**WHAT YOU WILL DO:** Read the listing and extract each line that includes the word "eaten".

⁂

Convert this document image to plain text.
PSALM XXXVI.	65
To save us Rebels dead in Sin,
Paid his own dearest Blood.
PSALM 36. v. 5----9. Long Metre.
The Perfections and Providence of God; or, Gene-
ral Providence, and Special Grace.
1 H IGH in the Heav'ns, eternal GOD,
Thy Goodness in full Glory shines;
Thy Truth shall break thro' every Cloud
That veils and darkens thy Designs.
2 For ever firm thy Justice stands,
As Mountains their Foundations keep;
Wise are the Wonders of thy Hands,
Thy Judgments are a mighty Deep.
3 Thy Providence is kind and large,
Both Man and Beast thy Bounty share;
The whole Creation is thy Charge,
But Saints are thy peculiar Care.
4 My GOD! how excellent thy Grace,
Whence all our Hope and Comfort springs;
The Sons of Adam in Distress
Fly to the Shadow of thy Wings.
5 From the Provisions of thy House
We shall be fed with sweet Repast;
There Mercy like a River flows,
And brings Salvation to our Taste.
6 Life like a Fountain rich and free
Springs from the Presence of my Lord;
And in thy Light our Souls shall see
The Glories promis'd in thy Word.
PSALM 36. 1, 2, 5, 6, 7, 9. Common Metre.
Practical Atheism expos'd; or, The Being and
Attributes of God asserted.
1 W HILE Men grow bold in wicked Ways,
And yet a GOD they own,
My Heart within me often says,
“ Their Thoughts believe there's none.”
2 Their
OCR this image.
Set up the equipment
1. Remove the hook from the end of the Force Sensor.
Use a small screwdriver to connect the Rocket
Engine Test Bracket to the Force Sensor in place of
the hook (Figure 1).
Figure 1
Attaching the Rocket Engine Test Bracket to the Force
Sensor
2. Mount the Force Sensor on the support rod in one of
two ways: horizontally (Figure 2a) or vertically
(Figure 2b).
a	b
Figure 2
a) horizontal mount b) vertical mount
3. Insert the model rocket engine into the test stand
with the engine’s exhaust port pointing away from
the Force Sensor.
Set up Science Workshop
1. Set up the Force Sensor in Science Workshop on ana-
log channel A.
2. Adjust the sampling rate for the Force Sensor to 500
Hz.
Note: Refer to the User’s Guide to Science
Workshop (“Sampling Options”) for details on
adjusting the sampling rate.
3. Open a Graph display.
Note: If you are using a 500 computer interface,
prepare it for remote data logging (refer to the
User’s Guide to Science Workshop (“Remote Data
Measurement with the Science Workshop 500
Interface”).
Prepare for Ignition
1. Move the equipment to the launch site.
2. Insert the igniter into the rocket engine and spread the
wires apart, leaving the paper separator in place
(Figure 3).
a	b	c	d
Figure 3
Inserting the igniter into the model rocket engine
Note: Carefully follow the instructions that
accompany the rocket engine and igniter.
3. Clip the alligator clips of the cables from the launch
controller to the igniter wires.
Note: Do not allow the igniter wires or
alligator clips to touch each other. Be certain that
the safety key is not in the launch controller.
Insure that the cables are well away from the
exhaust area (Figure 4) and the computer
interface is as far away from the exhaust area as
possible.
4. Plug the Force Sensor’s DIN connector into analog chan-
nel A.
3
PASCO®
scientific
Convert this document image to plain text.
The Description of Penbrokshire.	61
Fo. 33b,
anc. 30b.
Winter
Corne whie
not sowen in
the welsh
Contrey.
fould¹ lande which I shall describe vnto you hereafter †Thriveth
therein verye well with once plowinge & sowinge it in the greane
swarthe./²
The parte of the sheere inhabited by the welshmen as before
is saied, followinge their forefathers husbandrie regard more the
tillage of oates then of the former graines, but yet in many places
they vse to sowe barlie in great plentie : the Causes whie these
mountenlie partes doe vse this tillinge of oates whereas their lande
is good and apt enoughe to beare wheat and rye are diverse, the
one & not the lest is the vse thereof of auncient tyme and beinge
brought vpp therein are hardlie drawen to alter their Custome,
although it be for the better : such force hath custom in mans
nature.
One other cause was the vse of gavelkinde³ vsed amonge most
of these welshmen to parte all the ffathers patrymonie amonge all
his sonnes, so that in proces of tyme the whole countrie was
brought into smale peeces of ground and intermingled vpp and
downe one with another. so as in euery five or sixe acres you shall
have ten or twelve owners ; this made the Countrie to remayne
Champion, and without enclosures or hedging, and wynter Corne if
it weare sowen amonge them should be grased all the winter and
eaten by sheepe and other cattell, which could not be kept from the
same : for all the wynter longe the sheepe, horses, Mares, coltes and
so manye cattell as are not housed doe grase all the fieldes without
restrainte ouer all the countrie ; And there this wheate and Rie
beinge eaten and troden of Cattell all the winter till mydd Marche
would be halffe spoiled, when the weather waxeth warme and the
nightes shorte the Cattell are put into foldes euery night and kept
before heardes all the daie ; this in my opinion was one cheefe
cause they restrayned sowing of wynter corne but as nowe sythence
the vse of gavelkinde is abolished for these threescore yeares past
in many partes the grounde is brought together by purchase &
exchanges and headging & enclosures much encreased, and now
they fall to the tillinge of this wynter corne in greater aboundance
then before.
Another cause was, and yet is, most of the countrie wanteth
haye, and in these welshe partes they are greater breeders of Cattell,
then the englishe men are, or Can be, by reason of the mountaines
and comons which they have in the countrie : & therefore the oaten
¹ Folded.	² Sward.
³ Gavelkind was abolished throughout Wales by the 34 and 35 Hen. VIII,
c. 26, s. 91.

⁂

**FINAL RESULT:**
eaten by sheepe and other cattell, which could not be kept from the
beinge eaten and troden of Cattell all the winter till mydd Marche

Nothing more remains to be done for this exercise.